Items from a figure collection:
[START]

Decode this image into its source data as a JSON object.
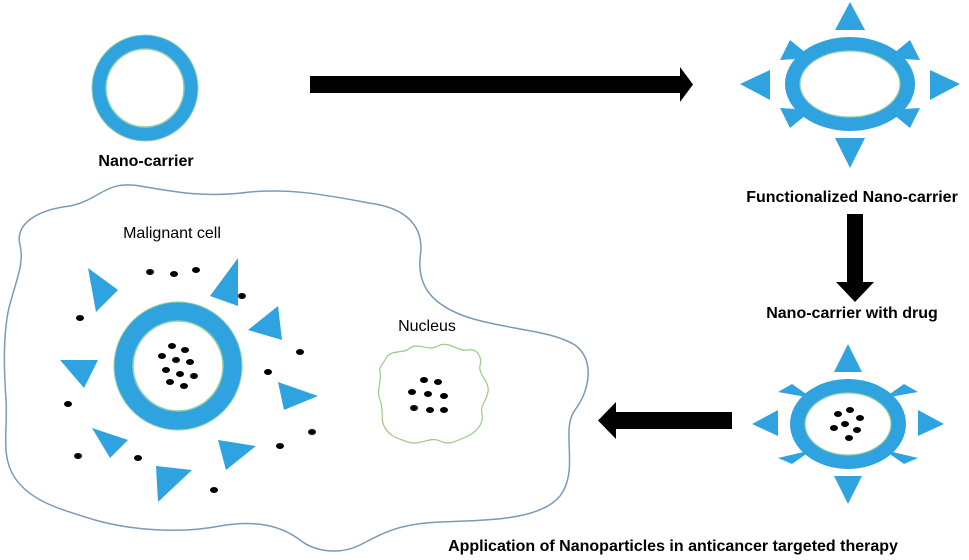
{
  "labels": {
    "nano_carrier": "Nano-carrier",
    "functionalized": "Functionalized Nano-carrier",
    "with_drug": "Nano-carrier with drug",
    "malignant_cell": "Malignant cell",
    "nucleus": "Nucleus",
    "caption": "Application of Nanoparticles in anticancer targeted therapy"
  },
  "colors": {
    "carrier_blue": "#2fa3e0",
    "carrier_edge": "#8fd0a8",
    "cell_outline": "#7a9ab8",
    "nucleus_outline": "#9cc98a",
    "arrow": "#000000",
    "drug": "#000000"
  }
}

[END]

> [Task statement] Exclude the images, then output the data above word for word.

> [Task output]
Decode this image into its source data as a JSON object.
{
  "labels": {
    "nano_carrier": "Nano-carrier",
    "functionalized": "Functionalized Nano-carrier",
    "with_drug": "Nano-carrier with drug",
    "malignant_cell": "Malignant cell",
    "nucleus": "Nucleus",
    "caption": "Application of Nanoparticles in anticancer targeted therapy"
  },
  "colors": {
    "carrier_blue": "#2fa3e0",
    "carrier_edge": "#8fd0a8",
    "cell_outline": "#7a9ab8",
    "nucleus_outline": "#9cc98a",
    "arrow": "#000000",
    "drug": "#000000"
  }
}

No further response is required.